--- START ---
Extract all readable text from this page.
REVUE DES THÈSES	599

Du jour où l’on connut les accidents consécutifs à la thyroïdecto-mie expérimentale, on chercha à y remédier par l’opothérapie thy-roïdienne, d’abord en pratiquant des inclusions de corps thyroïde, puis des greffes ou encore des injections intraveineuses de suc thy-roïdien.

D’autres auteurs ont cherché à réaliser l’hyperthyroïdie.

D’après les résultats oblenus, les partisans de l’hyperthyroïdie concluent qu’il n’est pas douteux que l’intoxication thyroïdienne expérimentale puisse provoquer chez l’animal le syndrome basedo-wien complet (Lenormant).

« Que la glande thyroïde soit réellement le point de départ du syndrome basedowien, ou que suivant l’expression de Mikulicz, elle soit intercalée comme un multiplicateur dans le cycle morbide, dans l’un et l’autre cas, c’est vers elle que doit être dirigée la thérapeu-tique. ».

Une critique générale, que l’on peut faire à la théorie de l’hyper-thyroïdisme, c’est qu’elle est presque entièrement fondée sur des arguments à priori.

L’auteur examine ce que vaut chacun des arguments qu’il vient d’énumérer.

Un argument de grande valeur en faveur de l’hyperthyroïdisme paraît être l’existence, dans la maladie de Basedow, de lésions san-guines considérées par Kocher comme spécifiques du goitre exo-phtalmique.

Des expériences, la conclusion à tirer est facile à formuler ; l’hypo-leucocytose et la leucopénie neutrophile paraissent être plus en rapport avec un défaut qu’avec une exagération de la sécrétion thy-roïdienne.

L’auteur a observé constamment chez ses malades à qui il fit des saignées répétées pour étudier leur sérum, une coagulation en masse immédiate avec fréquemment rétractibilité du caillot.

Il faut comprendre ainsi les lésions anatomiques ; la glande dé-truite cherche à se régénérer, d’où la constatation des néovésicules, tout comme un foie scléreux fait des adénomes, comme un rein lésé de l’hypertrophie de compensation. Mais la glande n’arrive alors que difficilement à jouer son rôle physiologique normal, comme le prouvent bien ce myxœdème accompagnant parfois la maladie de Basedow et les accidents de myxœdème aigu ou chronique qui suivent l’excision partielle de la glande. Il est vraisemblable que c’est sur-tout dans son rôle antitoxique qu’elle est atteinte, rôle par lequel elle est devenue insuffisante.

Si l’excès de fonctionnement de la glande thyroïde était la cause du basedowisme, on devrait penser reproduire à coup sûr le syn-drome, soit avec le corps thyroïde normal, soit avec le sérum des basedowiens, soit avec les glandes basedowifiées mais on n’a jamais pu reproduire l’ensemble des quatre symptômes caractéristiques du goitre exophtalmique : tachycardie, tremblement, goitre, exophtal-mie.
--- END ---
_Set exercise_
List the lines of the entries that include "être".

_Exercise response_
« Que la glande thyroïde soit réellement le point de départ du syndrome basedowien, ou que suivant l’expression de Mikulicz, elle soit intercalée comme un multiplicateur dans le cycle morbide, dans l’un et l’autre cas, c’est vers elle que doit être dirigée la thérapeu-tique. ».
Un argument de grande valeur en faveur de l’hyperthyroïdisme paraît être l’existence, dans la maladie de Basedow, de lésions san-guines considérées par Kocher comme spécifiques du goitre exo-phtalmique.
Des expériences, la conclusion à tirer est facile à formuler ; l’hypo-leucocytose et la leucopénie neutrophile paraissent être plus en rapport avec un défaut qu’avec une exagération de la sécrétion thy-roïdienne.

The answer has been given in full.